> Exercise directions:
Spot each line that carries the word "usually"; copy those lines.

>> Start

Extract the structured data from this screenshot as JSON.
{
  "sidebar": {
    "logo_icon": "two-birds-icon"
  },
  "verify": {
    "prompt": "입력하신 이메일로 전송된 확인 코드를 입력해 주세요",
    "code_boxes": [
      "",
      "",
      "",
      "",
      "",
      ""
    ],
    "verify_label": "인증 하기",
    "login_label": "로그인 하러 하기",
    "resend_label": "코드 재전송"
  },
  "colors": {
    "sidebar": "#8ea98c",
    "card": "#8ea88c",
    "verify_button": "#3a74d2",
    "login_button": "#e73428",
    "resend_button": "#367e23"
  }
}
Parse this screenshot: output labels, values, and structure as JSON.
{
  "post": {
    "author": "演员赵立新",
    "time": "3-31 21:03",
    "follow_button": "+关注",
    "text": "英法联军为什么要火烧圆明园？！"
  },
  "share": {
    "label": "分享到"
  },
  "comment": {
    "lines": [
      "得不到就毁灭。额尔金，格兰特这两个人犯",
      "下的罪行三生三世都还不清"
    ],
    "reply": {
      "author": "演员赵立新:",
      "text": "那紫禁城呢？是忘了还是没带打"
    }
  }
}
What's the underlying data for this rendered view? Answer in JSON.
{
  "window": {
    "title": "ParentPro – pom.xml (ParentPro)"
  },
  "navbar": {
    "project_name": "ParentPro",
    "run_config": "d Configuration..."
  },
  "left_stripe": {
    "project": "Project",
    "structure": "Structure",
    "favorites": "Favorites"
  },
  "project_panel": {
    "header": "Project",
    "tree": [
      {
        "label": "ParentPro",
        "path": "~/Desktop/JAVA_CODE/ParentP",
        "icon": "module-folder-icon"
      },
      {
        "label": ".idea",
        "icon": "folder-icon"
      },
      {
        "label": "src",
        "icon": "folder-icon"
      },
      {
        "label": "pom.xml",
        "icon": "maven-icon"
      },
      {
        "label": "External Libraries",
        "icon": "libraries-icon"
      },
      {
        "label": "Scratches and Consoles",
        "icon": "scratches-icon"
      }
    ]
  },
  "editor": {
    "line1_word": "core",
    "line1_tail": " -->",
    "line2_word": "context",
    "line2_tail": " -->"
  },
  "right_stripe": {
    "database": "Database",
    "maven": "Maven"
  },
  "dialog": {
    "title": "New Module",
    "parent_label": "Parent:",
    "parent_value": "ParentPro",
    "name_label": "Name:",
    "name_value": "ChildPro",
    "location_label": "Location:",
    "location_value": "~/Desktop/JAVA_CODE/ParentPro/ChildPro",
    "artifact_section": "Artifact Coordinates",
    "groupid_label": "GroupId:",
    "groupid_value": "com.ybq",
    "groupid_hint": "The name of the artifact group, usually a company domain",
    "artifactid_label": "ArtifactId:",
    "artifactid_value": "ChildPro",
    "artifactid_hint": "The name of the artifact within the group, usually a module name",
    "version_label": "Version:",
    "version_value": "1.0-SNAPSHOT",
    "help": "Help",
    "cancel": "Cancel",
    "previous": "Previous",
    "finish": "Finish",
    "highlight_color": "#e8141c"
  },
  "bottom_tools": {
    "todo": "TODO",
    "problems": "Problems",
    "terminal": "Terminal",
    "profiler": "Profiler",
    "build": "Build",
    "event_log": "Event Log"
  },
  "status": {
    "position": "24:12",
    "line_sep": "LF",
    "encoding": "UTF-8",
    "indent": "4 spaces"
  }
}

>> End

> Output of the task:
    "groupid_hint": "The name of the artifact group, usually a company domain",
    "artifactid_hint": "The name of the artifact within the group, usually a module name",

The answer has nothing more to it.